Excerpts from a figure dataset
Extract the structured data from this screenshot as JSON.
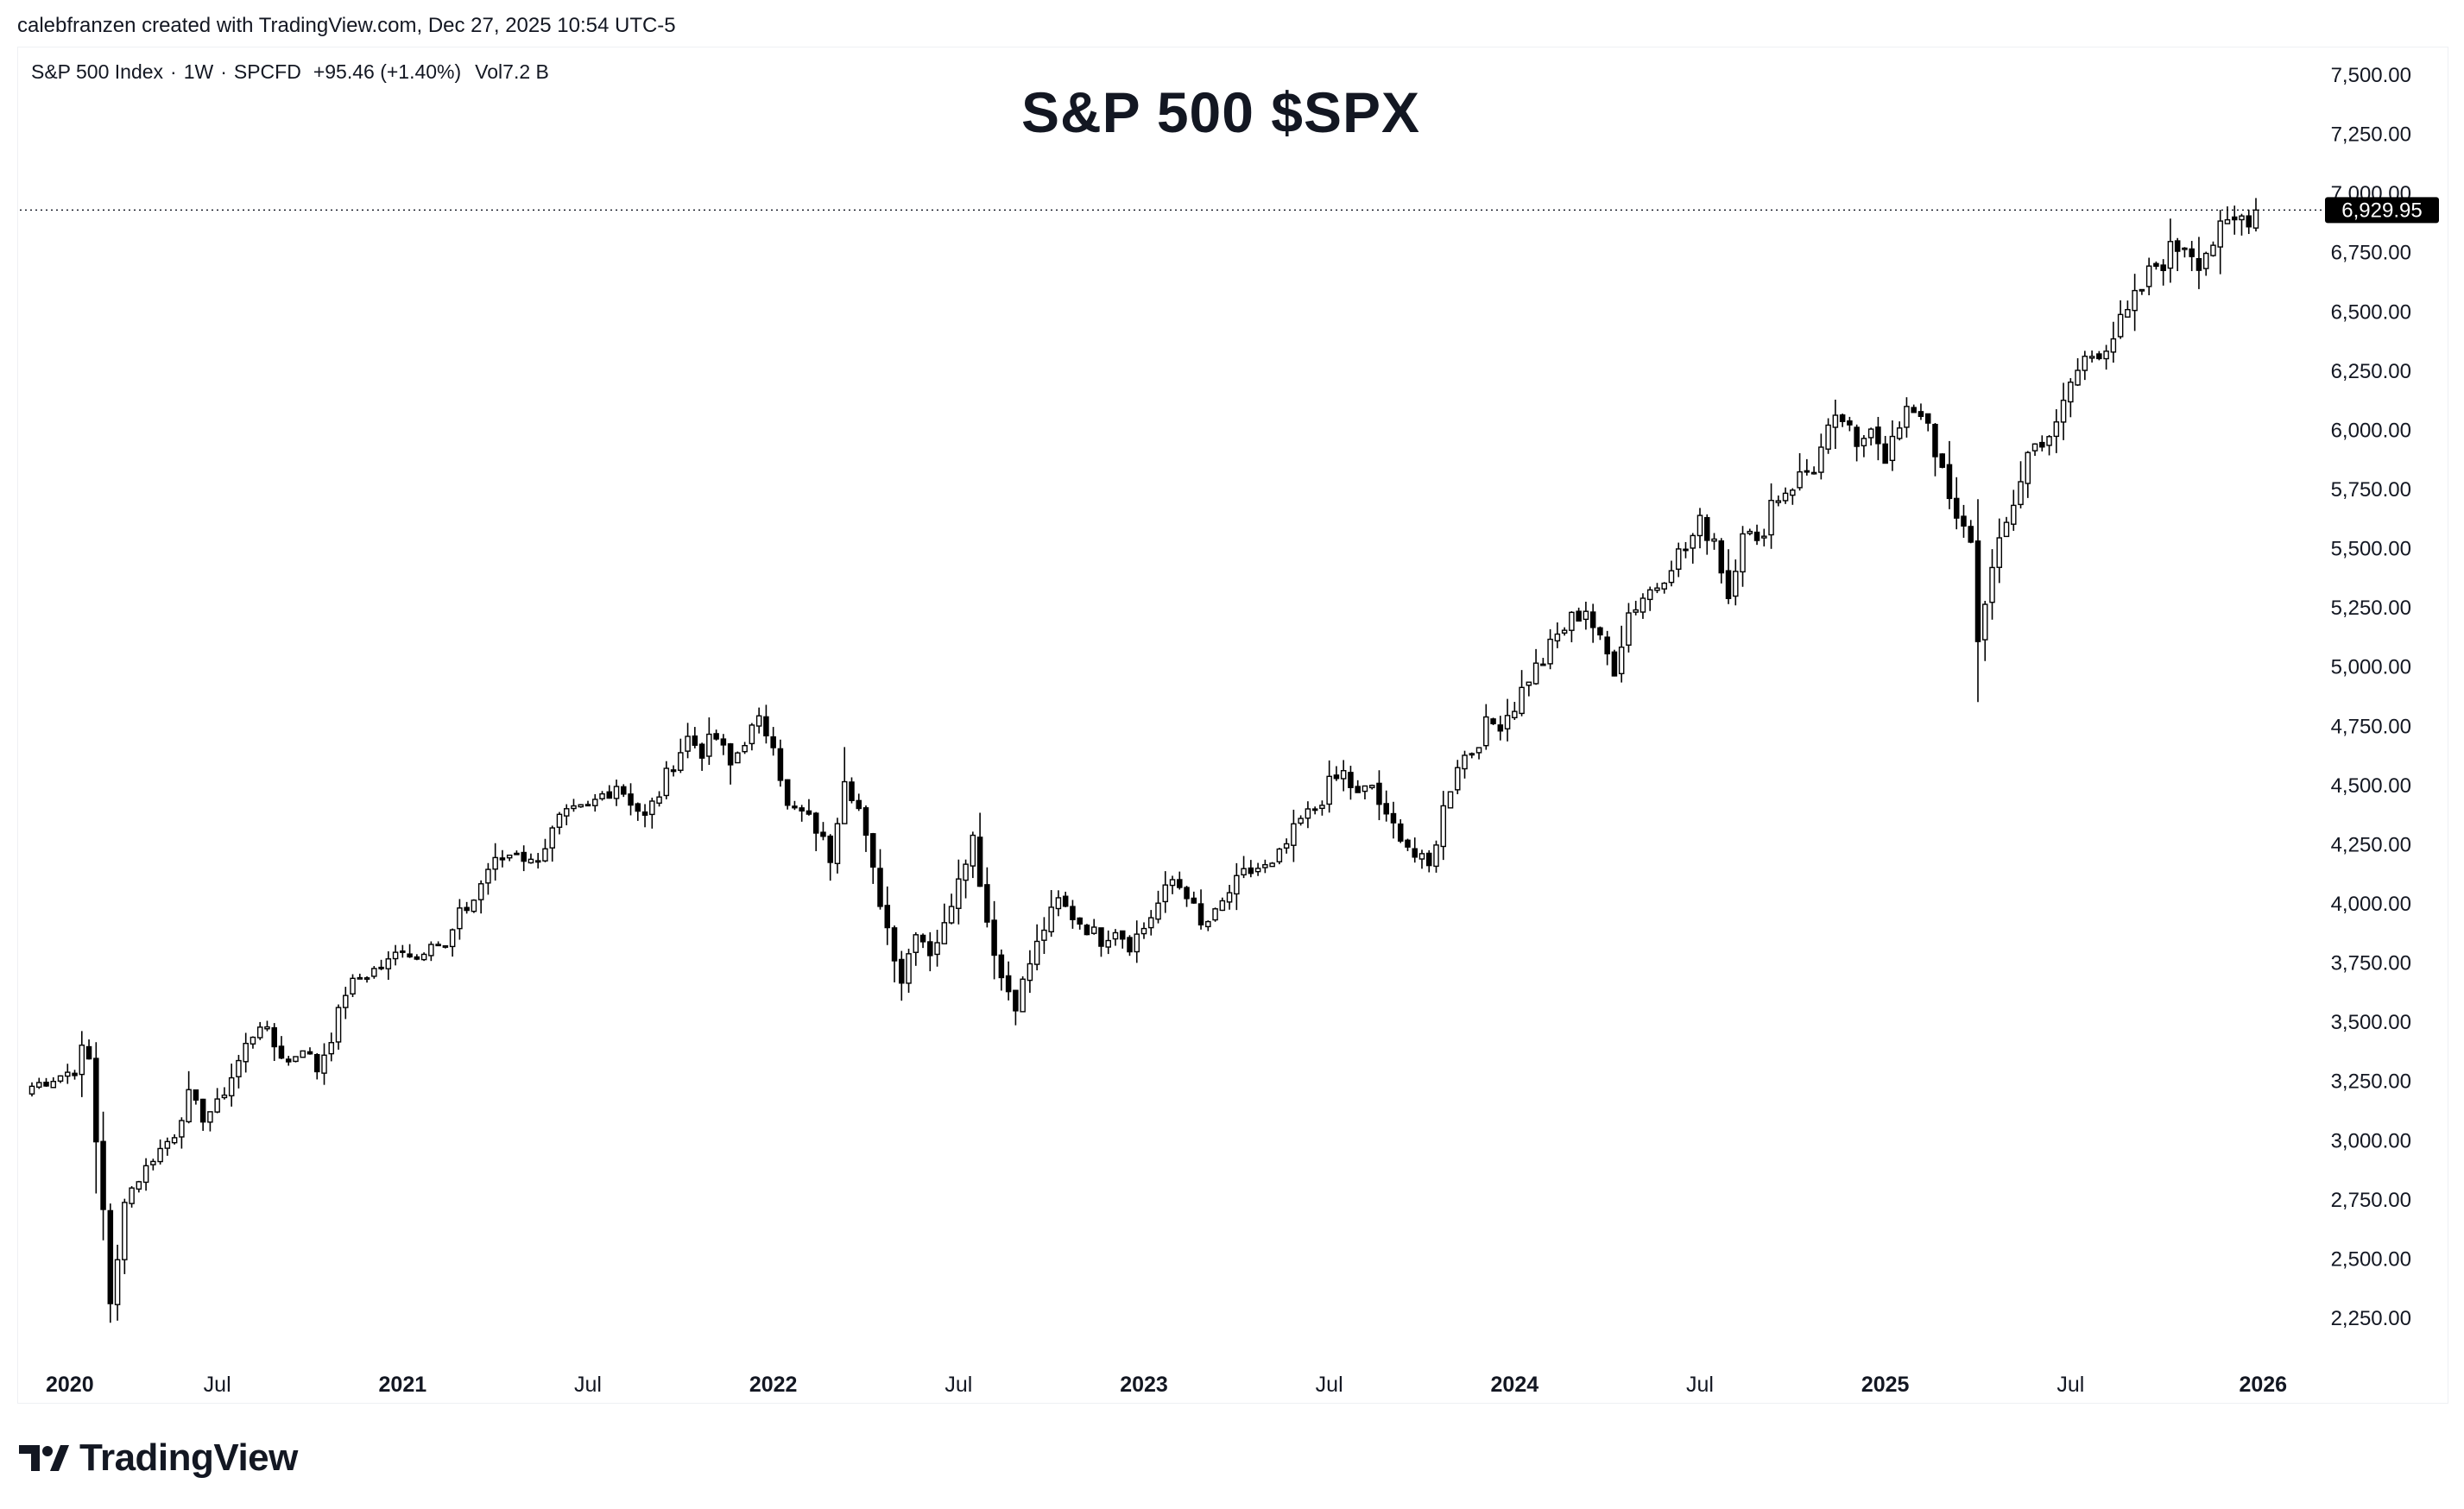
{
  "header": {
    "credit": "calebfranzen created with TradingView.com, Dec 27, 2025 10:54 UTC-5"
  },
  "legend": {
    "symbol": "S&P 500 Index",
    "interval": "1W",
    "source": "SPCFD",
    "change": "+95.46 (+1.40%)",
    "volume_label": "Vol",
    "volume": "7.2 B"
  },
  "footer": {
    "brand": "TradingView"
  },
  "colors": {
    "candle_body": "#000000",
    "candle_hollow": "#ffffff",
    "price_tag_bg": "#000000",
    "axis_text": "#131722",
    "price_line": "#131722"
  },
  "chart_data": {
    "type": "candlestick",
    "title": "S&P 500 $SPX",
    "interval": "weekly",
    "last_price": 6929.95,
    "last_price_label": "6,929.95",
    "ylim": [
      2100,
      7600
    ],
    "y_ticks": [
      2250,
      2500,
      2750,
      3000,
      3250,
      3500,
      3750,
      4000,
      4250,
      4500,
      4750,
      5000,
      5250,
      5500,
      5750,
      6000,
      6250,
      6500,
      6750,
      7000,
      7250,
      7500
    ],
    "y_tick_labels": [
      "2,250.00",
      "2,500.00",
      "2,750.00",
      "3,000.00",
      "3,250.00",
      "3,500.00",
      "3,750.00",
      "4,000.00",
      "4,250.00",
      "4,500.00",
      "4,750.00",
      "5,000.00",
      "5,250.00",
      "5,500.00",
      "5,750.00",
      "6,000.00",
      "6,250.00",
      "6,500.00",
      "6,750.00",
      "7,000.00",
      "7,250.00",
      "7,500.00"
    ],
    "x_range_weeks": [
      0,
      312
    ],
    "x_ticks": [
      {
        "label": "2020",
        "week": 0,
        "bold": true
      },
      {
        "label": "Jul",
        "week": 26,
        "bold": false
      },
      {
        "label": "2021",
        "week": 52,
        "bold": true
      },
      {
        "label": "Jul",
        "week": 78,
        "bold": false
      },
      {
        "label": "2022",
        "week": 104,
        "bold": true
      },
      {
        "label": "Jul",
        "week": 130,
        "bold": false
      },
      {
        "label": "2023",
        "week": 156,
        "bold": true
      },
      {
        "label": "Jul",
        "week": 182,
        "bold": false
      },
      {
        "label": "2024",
        "week": 208,
        "bold": true
      },
      {
        "label": "Jul",
        "week": 234,
        "bold": false
      },
      {
        "label": "2025",
        "week": 260,
        "bold": true
      },
      {
        "label": "Jul",
        "week": 286,
        "bold": false
      },
      {
        "label": "2026",
        "week": 313,
        "bold": true
      }
    ],
    "price_anchors": [
      [
        0,
        3230
      ],
      [
        6,
        3300
      ],
      [
        7,
        3380
      ],
      [
        8,
        3340
      ],
      [
        9,
        3000
      ],
      [
        10,
        2720
      ],
      [
        11,
        2300
      ],
      [
        12,
        2490
      ],
      [
        13,
        2760
      ],
      [
        15,
        2840
      ],
      [
        17,
        2930
      ],
      [
        20,
        3030
      ],
      [
        22,
        3190
      ],
      [
        24,
        3100
      ],
      [
        26,
        3150
      ],
      [
        28,
        3270
      ],
      [
        30,
        3400
      ],
      [
        32,
        3500
      ],
      [
        34,
        3400
      ],
      [
        36,
        3330
      ],
      [
        38,
        3400
      ],
      [
        40,
        3300
      ],
      [
        42,
        3440
      ],
      [
        44,
        3630
      ],
      [
        46,
        3690
      ],
      [
        48,
        3720
      ],
      [
        50,
        3750
      ],
      [
        52,
        3820
      ],
      [
        54,
        3770
      ],
      [
        56,
        3860
      ],
      [
        58,
        3810
      ],
      [
        60,
        3950
      ],
      [
        62,
        4020
      ],
      [
        64,
        4150
      ],
      [
        66,
        4190
      ],
      [
        68,
        4230
      ],
      [
        70,
        4170
      ],
      [
        72,
        4250
      ],
      [
        74,
        4350
      ],
      [
        76,
        4380
      ],
      [
        78,
        4400
      ],
      [
        80,
        4460
      ],
      [
        82,
        4510
      ],
      [
        84,
        4440
      ],
      [
        86,
        4360
      ],
      [
        88,
        4470
      ],
      [
        90,
        4600
      ],
      [
        92,
        4700
      ],
      [
        94,
        4650
      ],
      [
        96,
        4700
      ],
      [
        98,
        4580
      ],
      [
        100,
        4700
      ],
      [
        102,
        4760
      ],
      [
        104,
        4700
      ],
      [
        106,
        4400
      ],
      [
        108,
        4380
      ],
      [
        110,
        4320
      ],
      [
        112,
        4200
      ],
      [
        114,
        4550
      ],
      [
        116,
        4400
      ],
      [
        118,
        4130
      ],
      [
        120,
        3900
      ],
      [
        122,
        3680
      ],
      [
        124,
        3900
      ],
      [
        126,
        3800
      ],
      [
        128,
        3900
      ],
      [
        130,
        4130
      ],
      [
        132,
        4280
      ],
      [
        134,
        3930
      ],
      [
        136,
        3690
      ],
      [
        138,
        3580
      ],
      [
        140,
        3750
      ],
      [
        142,
        3900
      ],
      [
        144,
        4010
      ],
      [
        146,
        3950
      ],
      [
        148,
        3900
      ],
      [
        150,
        3850
      ],
      [
        152,
        3900
      ],
      [
        154,
        3830
      ],
      [
        156,
        3900
      ],
      [
        158,
        4000
      ],
      [
        160,
        4100
      ],
      [
        162,
        4050
      ],
      [
        164,
        3900
      ],
      [
        166,
        3950
      ],
      [
        168,
        4050
      ],
      [
        170,
        4120
      ],
      [
        172,
        4150
      ],
      [
        174,
        4150
      ],
      [
        176,
        4250
      ],
      [
        178,
        4350
      ],
      [
        180,
        4400
      ],
      [
        182,
        4500
      ],
      [
        184,
        4550
      ],
      [
        186,
        4450
      ],
      [
        188,
        4500
      ],
      [
        190,
        4350
      ],
      [
        192,
        4300
      ],
      [
        194,
        4200
      ],
      [
        196,
        4150
      ],
      [
        198,
        4400
      ],
      [
        200,
        4600
      ],
      [
        202,
        4650
      ],
      [
        204,
        4750
      ],
      [
        206,
        4770
      ],
      [
        208,
        4840
      ],
      [
        210,
        4960
      ],
      [
        212,
        5030
      ],
      [
        214,
        5130
      ],
      [
        216,
        5200
      ],
      [
        218,
        5250
      ],
      [
        220,
        5100
      ],
      [
        222,
        5000
      ],
      [
        224,
        5230
      ],
      [
        226,
        5300
      ],
      [
        228,
        5350
      ],
      [
        230,
        5450
      ],
      [
        232,
        5500
      ],
      [
        234,
        5600
      ],
      [
        236,
        5550
      ],
      [
        238,
        5300
      ],
      [
        240,
        5600
      ],
      [
        242,
        5500
      ],
      [
        244,
        5700
      ],
      [
        246,
        5750
      ],
      [
        248,
        5800
      ],
      [
        250,
        5850
      ],
      [
        252,
        5980
      ],
      [
        254,
        6050
      ],
      [
        256,
        5900
      ],
      [
        258,
        6050
      ],
      [
        260,
        5900
      ],
      [
        262,
        6000
      ],
      [
        264,
        6100
      ],
      [
        266,
        6050
      ],
      [
        268,
        5800
      ],
      [
        270,
        5600
      ],
      [
        272,
        5550
      ],
      [
        273,
        5100
      ],
      [
        274,
        5300
      ],
      [
        276,
        5500
      ],
      [
        278,
        5700
      ],
      [
        280,
        5900
      ],
      [
        282,
        5970
      ],
      [
        284,
        6000
      ],
      [
        286,
        6200
      ],
      [
        288,
        6300
      ],
      [
        290,
        6350
      ],
      [
        292,
        6400
      ],
      [
        294,
        6480
      ],
      [
        296,
        6600
      ],
      [
        298,
        6700
      ],
      [
        300,
        6750
      ],
      [
        302,
        6800
      ],
      [
        304,
        6730
      ],
      [
        306,
        6800
      ],
      [
        308,
        6850
      ],
      [
        310,
        6900
      ],
      [
        312,
        6930
      ]
    ]
  }
}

YOUR TASK: Identify the lines that hold the word "TradingView". Copy every one of them.

TASK OUTPUT:
    "credit": "calebfranzen created with TradingView.com, Dec 27, 2025 10:54 UTC-5"
    "brand": "TradingView"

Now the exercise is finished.